**Required work:**
List all lines of the data that include the string "محمود".

**Given records:**
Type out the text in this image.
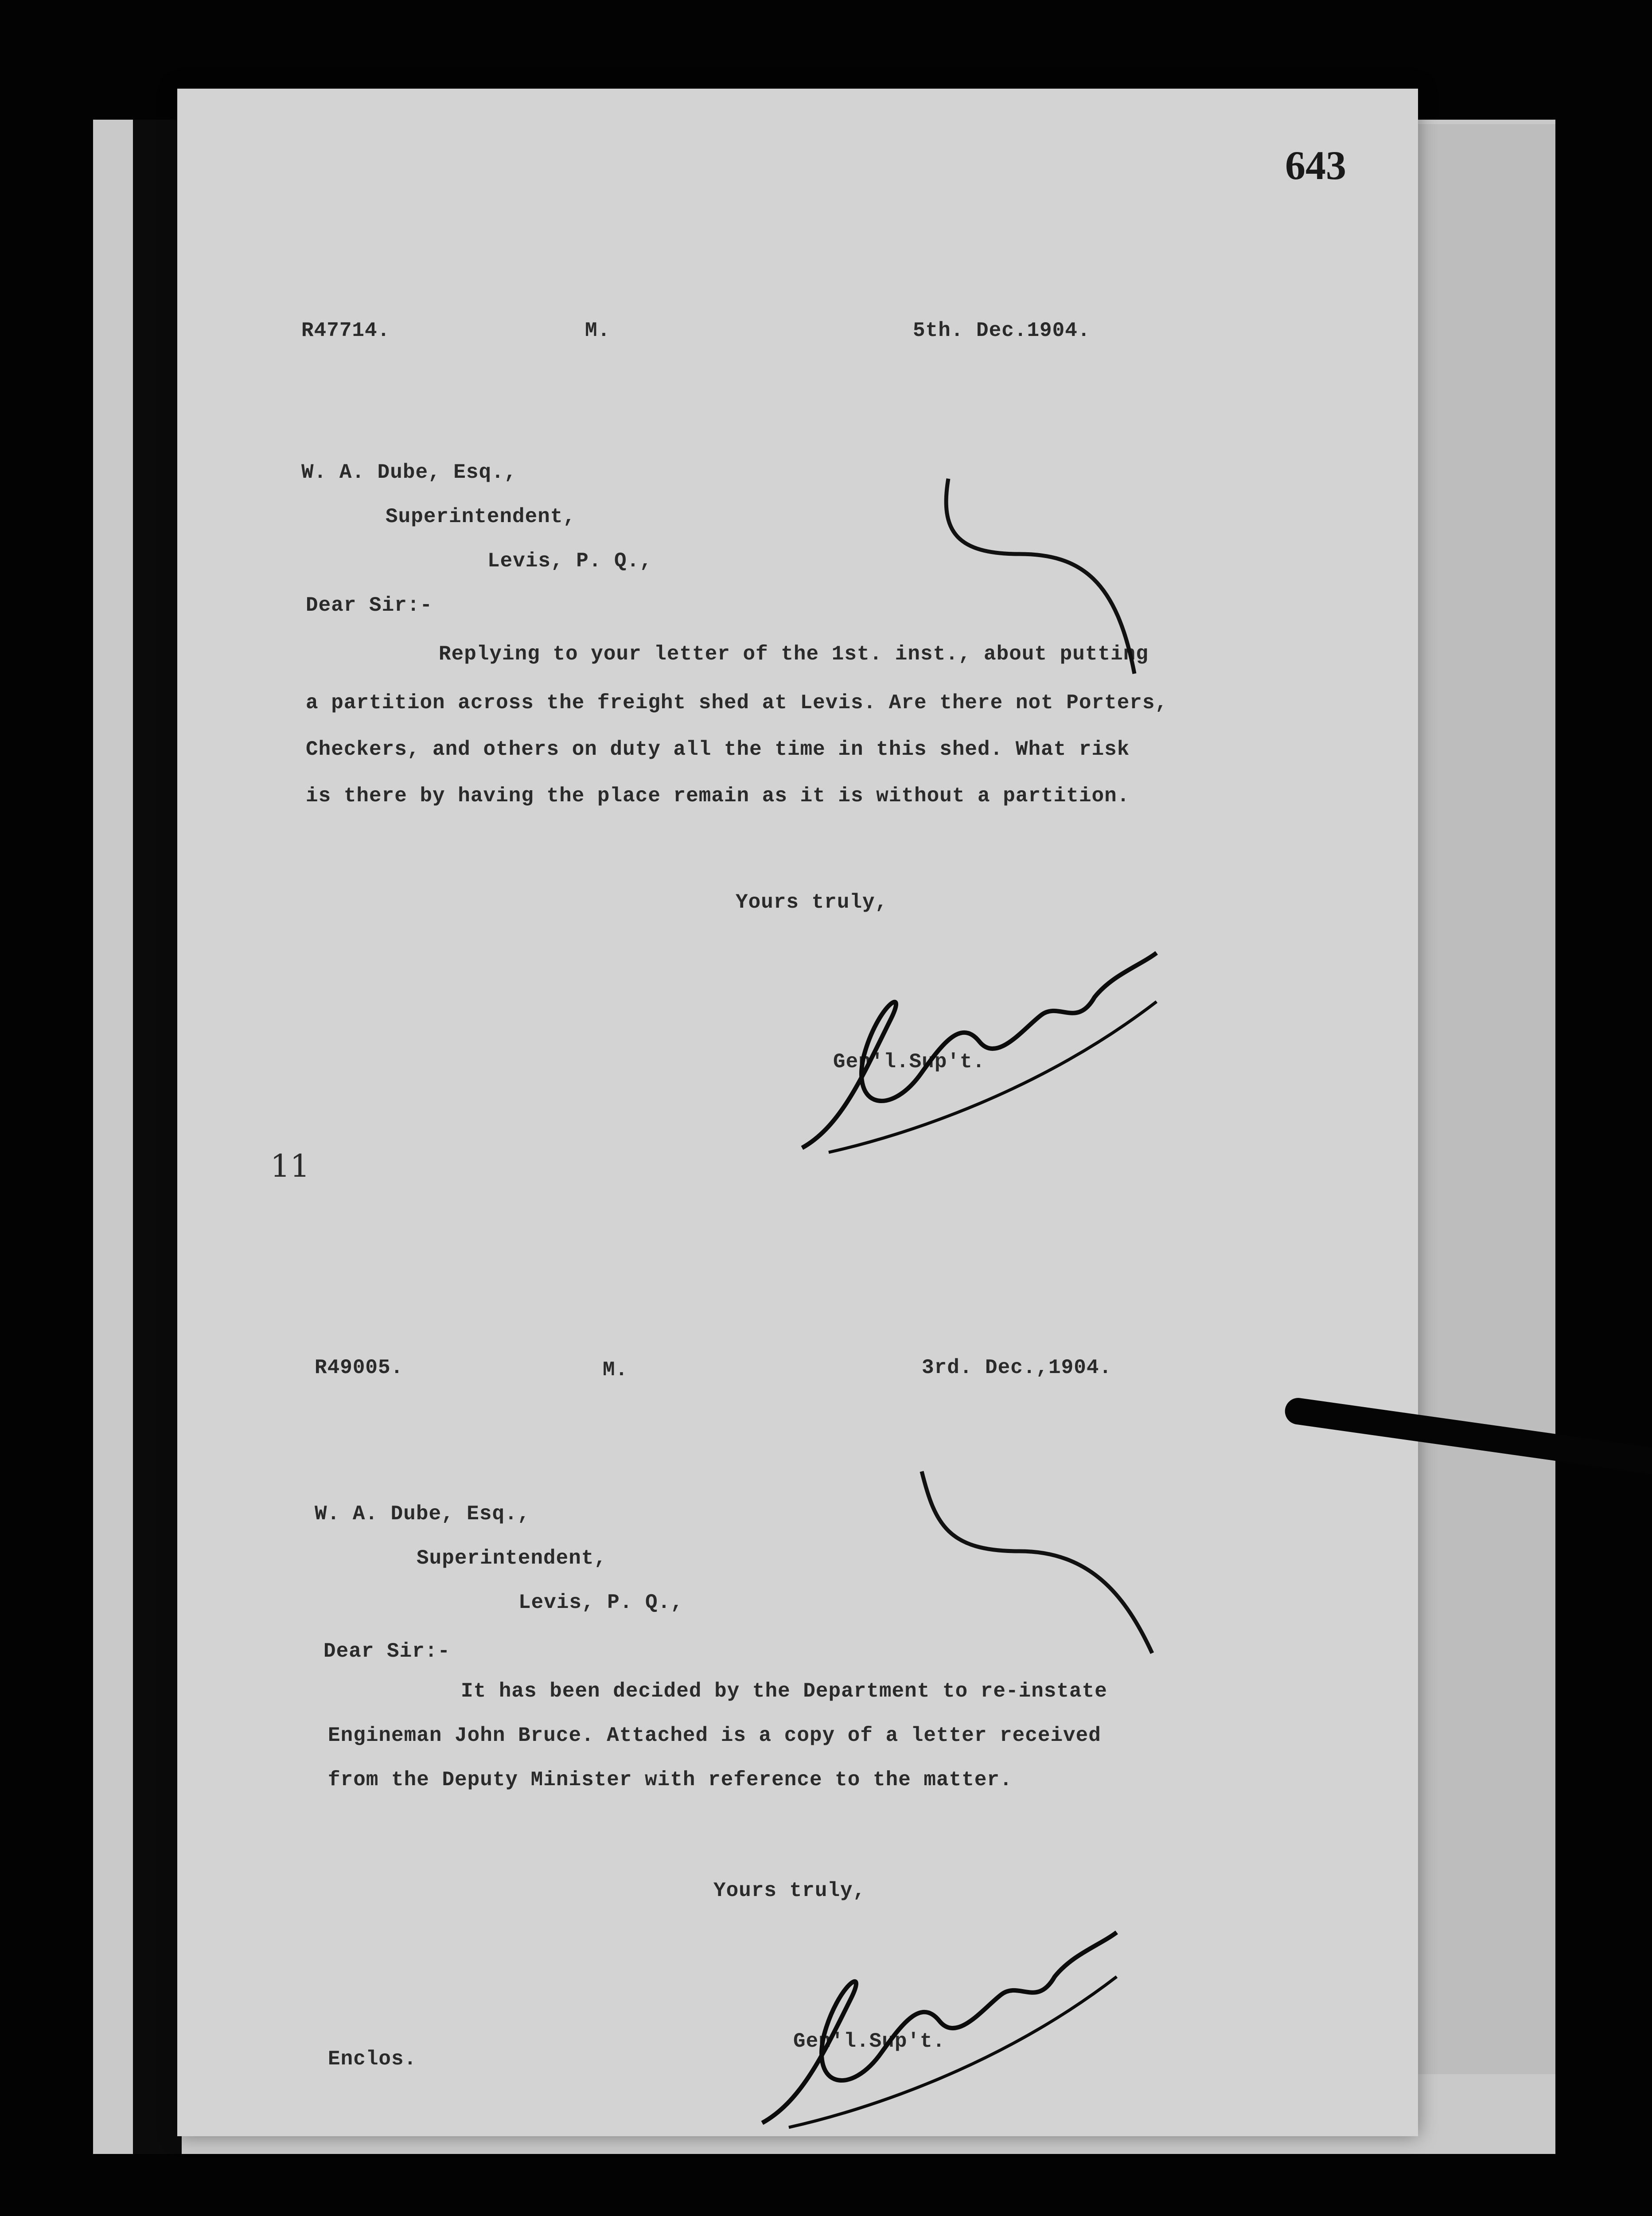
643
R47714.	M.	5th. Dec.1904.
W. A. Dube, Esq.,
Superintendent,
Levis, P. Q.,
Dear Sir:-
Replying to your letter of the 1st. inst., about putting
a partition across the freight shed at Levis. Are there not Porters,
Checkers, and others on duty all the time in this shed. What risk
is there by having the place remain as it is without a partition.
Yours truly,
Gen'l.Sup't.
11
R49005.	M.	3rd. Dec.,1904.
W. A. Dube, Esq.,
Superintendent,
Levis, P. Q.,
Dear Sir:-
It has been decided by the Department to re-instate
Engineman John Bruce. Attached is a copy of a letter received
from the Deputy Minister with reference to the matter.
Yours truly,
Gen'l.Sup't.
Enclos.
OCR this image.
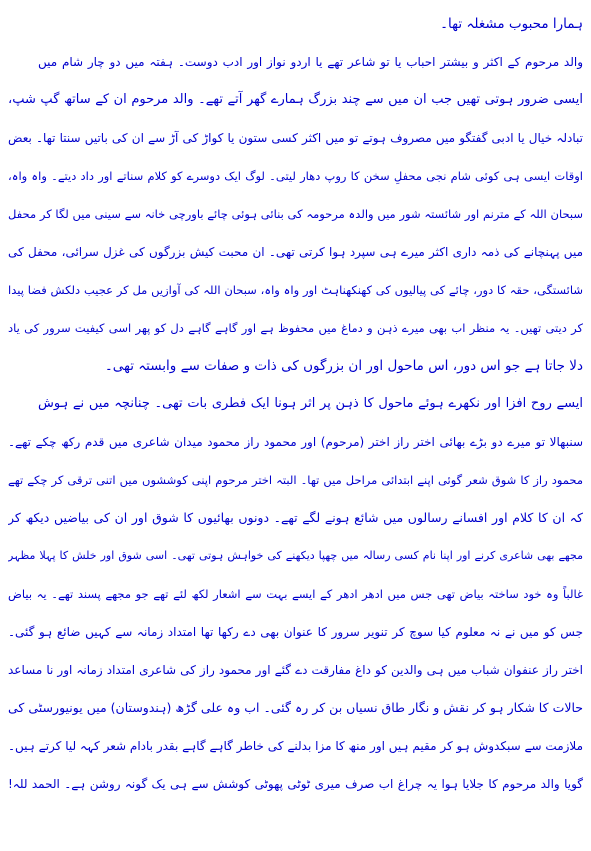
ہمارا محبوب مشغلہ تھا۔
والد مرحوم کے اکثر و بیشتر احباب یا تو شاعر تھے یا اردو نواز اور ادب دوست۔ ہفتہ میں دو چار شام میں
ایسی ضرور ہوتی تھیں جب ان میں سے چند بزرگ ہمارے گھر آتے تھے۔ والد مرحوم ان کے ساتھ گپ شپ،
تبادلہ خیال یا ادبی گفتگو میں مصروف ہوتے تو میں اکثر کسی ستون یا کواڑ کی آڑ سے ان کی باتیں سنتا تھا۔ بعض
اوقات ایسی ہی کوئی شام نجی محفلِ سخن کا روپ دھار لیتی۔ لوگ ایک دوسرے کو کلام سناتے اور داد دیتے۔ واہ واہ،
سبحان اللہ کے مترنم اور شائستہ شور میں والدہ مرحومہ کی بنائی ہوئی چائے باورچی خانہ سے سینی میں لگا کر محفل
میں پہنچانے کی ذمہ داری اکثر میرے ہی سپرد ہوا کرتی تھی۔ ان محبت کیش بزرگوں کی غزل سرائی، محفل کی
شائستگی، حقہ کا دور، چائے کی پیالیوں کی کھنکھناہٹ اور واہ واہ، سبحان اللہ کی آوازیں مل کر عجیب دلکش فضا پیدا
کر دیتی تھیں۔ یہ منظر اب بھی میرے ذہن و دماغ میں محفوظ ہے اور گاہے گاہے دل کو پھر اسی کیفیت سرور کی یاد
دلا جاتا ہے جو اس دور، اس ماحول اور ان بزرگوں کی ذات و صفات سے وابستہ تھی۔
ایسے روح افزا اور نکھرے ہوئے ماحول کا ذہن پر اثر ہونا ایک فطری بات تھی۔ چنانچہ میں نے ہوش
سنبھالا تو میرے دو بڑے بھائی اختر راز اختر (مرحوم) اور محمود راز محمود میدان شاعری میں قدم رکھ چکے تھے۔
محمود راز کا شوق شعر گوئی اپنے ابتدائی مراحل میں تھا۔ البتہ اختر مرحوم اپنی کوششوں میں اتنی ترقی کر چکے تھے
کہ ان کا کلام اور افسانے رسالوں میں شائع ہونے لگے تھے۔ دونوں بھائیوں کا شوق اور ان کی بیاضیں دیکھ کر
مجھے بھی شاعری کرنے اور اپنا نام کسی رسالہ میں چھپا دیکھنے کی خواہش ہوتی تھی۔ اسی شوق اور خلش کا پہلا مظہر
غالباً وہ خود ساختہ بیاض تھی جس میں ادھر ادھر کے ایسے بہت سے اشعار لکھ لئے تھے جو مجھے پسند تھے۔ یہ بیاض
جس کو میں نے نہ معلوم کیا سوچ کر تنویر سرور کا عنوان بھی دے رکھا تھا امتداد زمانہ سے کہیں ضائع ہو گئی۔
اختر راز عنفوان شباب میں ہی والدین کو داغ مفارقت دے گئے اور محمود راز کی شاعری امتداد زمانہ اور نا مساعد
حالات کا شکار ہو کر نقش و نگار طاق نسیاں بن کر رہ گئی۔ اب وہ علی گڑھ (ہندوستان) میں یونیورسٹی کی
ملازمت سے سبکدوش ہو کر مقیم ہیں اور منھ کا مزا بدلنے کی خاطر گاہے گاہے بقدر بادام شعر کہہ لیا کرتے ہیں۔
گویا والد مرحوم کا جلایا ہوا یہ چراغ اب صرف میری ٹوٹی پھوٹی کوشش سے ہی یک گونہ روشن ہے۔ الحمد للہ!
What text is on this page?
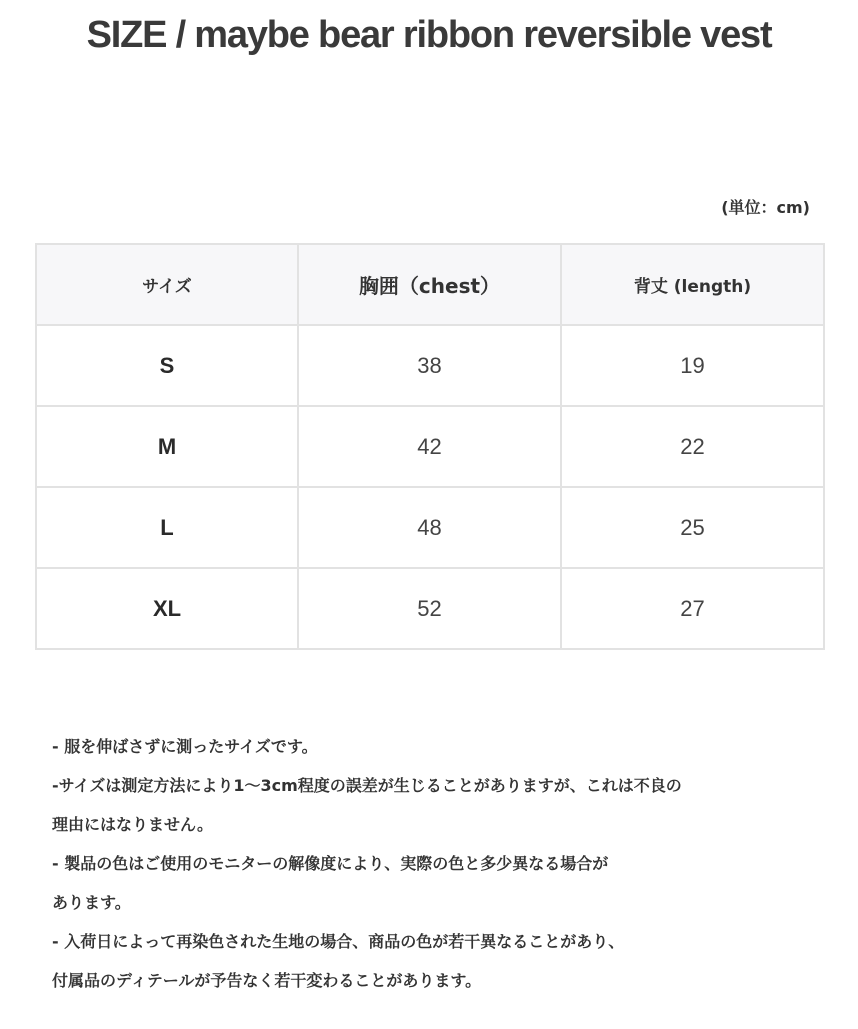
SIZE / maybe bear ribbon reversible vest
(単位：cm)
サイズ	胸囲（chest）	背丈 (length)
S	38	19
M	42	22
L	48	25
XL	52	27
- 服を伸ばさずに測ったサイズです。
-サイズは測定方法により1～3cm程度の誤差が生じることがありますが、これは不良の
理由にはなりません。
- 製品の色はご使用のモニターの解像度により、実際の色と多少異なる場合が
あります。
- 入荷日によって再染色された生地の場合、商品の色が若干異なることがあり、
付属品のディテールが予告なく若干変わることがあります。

**Final result:**
سنبھالا تو میرے دو بڑے بھائی اختر راز اختر (مرحوم) اور محمود راز محمود میدان شاعری میں قدم رکھ چکے تھے۔
محمود راز کا شوق شعر گوئی اپنے ابتدائی مراحل میں تھا۔ البتہ اختر مرحوم اپنی کوششوں میں اتنی ترقی کر چکے تھے
اختر راز عنفوان شباب میں ہی والدین کو داغ مفارقت دے گئے اور محمود راز کی شاعری امتداد زمانہ اور نا مساعد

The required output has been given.